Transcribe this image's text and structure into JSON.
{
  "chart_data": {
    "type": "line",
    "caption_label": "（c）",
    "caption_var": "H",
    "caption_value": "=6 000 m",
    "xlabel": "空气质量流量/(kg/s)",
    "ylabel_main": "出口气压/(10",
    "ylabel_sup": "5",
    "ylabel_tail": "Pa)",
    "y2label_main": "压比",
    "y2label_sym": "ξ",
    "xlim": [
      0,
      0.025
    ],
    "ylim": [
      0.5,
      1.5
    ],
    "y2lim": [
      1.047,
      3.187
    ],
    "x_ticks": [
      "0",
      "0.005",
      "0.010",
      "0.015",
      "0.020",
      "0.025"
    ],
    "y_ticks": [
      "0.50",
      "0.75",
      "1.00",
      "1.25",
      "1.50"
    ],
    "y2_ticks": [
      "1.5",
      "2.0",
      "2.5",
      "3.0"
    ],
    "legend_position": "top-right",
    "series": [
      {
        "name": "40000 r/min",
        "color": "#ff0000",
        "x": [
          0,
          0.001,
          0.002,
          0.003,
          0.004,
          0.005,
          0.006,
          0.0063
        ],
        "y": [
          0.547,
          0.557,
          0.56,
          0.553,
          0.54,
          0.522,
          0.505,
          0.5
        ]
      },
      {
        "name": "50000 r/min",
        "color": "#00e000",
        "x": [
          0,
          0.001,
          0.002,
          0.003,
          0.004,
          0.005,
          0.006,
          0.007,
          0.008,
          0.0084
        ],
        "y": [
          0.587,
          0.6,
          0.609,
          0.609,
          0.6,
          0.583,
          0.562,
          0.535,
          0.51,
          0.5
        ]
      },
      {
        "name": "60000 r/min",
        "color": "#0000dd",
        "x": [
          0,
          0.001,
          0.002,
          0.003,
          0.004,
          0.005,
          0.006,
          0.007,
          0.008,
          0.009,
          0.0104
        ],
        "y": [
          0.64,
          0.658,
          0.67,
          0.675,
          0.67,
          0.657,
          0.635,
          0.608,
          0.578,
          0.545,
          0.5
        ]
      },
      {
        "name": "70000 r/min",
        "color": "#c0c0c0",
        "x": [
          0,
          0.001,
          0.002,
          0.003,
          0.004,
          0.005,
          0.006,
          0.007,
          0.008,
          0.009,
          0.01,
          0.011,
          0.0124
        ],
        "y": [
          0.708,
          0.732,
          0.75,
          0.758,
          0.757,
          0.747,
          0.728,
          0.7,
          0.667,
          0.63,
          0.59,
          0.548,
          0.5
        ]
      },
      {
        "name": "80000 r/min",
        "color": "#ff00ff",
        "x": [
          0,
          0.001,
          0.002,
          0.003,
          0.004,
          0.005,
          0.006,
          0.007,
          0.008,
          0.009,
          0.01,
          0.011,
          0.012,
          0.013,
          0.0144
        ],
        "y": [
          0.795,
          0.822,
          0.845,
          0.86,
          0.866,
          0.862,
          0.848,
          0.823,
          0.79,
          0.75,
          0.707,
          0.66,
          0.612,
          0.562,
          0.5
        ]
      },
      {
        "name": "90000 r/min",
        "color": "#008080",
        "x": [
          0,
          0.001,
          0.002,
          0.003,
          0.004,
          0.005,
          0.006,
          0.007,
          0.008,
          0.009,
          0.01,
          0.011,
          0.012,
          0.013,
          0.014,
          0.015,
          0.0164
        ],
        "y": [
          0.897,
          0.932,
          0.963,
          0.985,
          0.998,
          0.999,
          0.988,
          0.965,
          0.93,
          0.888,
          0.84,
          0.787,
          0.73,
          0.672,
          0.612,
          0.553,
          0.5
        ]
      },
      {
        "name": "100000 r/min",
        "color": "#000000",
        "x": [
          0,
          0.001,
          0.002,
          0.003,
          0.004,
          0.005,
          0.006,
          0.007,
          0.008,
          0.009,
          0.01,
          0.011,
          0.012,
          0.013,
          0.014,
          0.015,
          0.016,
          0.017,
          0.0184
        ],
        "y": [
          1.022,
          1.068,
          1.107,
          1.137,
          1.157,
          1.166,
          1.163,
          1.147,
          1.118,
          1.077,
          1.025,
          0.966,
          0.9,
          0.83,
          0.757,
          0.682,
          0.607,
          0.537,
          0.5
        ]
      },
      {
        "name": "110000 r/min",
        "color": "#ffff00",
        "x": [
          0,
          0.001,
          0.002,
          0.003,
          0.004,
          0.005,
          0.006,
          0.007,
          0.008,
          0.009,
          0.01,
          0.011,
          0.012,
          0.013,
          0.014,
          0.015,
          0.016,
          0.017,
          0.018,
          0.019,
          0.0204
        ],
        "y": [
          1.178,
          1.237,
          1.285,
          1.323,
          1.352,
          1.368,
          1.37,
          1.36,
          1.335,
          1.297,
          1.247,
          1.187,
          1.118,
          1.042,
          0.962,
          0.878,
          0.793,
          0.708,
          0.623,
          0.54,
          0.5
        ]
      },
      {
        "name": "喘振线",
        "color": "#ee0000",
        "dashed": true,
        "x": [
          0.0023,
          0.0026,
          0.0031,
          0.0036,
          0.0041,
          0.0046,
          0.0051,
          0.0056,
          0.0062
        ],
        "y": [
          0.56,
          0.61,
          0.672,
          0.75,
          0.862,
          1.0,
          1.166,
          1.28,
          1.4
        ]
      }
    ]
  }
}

____

Pick out each line that holds the string "color".

**FINAL RESULT:**
        "color": "#ff0000",
        "color": "#00e000",
        "color": "#0000dd",
        "color": "#c0c0c0",
        "color": "#ff00ff",
        "color": "#008080",
        "color": "#000000",
        "color": "#ffff00",
        "color": "#ee0000",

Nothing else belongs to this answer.